(Data entries for graphics)
####
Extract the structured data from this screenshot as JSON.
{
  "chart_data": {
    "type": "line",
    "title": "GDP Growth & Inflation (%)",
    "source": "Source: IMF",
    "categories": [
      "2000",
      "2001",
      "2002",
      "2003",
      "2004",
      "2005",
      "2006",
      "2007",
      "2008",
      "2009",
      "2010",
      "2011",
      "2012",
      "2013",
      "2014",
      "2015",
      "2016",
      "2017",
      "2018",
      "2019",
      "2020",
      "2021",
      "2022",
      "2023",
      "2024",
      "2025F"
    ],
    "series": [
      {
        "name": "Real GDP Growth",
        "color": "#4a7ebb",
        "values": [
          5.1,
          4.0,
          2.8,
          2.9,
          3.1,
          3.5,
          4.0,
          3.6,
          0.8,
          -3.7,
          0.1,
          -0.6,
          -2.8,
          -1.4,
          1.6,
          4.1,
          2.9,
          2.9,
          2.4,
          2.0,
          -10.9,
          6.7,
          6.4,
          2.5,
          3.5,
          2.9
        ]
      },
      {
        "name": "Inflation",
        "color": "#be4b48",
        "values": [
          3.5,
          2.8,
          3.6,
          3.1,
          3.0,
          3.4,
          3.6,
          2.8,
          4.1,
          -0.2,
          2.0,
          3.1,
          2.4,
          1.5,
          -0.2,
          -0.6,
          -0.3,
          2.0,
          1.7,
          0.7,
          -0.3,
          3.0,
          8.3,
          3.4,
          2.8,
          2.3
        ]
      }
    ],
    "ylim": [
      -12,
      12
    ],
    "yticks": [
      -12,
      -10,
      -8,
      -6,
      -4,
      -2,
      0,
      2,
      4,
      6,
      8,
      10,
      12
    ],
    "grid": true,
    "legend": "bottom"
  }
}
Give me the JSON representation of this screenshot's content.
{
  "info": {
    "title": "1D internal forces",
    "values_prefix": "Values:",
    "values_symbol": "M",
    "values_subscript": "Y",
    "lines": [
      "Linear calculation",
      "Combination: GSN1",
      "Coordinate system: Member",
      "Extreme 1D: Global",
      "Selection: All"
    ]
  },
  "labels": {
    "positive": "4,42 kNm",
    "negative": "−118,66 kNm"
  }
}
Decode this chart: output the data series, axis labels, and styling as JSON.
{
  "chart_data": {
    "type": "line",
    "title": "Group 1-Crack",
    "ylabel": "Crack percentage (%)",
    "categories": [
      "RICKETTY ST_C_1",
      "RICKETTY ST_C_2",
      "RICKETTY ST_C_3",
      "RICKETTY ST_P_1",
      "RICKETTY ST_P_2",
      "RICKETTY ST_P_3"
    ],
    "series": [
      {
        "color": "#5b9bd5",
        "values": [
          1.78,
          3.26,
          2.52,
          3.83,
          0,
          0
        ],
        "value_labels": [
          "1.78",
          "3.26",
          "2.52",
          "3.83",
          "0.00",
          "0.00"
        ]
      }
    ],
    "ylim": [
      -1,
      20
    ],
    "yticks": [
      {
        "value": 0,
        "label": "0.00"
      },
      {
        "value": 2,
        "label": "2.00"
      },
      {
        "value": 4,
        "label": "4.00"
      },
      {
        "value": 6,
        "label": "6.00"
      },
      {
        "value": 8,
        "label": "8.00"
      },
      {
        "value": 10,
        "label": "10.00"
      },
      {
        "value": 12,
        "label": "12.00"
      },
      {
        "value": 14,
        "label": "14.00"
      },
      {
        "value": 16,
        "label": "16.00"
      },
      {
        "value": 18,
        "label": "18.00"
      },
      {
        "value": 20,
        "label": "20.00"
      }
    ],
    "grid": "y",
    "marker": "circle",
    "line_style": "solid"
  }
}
####
Exercise directions: Above are lines of data; state how many of them contain the word "name", with no other output.

The reply: 2